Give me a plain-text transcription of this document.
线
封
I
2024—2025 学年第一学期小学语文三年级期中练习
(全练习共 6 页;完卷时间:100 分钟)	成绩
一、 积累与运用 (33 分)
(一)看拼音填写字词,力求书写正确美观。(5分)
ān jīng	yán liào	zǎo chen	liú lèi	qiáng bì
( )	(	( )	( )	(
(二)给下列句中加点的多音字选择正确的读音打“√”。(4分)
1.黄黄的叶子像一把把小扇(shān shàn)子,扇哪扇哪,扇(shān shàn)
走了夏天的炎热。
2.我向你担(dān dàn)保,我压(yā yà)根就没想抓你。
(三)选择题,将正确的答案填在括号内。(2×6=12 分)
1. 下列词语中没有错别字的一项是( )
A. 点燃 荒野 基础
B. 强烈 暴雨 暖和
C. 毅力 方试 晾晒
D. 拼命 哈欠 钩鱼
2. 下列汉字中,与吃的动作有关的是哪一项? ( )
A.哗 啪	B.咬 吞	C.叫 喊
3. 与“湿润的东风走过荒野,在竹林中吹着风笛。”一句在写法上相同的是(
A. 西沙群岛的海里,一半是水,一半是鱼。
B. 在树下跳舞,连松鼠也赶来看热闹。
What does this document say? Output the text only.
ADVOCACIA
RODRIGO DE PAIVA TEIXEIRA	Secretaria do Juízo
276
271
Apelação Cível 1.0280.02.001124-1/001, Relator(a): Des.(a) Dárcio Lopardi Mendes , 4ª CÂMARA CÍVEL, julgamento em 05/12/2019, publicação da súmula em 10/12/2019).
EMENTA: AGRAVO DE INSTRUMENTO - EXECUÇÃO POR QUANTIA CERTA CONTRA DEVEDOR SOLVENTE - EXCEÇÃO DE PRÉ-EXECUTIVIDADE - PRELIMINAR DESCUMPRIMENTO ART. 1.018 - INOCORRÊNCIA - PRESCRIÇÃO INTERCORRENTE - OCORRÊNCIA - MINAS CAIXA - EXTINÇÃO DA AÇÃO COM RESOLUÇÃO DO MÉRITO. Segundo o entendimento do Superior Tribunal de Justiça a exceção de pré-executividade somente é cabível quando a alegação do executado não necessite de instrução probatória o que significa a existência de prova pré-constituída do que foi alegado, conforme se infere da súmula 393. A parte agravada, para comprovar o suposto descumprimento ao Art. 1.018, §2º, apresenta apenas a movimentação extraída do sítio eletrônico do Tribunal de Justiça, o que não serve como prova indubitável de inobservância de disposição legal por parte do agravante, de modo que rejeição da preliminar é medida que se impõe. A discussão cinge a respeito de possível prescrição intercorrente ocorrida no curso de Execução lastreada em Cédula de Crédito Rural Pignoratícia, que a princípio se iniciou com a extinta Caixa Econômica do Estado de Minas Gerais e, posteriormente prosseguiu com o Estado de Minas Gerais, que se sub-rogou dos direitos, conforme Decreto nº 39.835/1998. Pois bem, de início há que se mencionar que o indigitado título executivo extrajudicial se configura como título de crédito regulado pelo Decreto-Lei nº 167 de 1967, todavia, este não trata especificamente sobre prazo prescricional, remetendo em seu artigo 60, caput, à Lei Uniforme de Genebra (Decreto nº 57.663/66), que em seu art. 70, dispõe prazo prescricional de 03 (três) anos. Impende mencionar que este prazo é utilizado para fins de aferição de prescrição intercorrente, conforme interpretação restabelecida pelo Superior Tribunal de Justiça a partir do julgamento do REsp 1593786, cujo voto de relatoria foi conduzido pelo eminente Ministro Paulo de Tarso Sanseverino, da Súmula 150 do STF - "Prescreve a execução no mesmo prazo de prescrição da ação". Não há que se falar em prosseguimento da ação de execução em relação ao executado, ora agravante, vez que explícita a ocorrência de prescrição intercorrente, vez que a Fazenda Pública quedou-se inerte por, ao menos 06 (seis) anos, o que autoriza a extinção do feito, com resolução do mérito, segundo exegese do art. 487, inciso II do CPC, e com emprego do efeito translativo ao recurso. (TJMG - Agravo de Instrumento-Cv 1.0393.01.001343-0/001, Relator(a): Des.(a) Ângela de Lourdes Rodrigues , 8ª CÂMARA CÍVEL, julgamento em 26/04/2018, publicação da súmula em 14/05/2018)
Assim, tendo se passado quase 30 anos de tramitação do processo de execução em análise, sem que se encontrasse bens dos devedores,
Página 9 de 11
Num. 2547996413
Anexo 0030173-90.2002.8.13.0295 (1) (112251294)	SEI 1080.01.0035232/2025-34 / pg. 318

**INSTRUCTION**: Select every line above that contains the word "document", and copy it.

**FULL RESPONSE**:
Give me a plain-text transcription of this document.
What does this document say? Output the text only.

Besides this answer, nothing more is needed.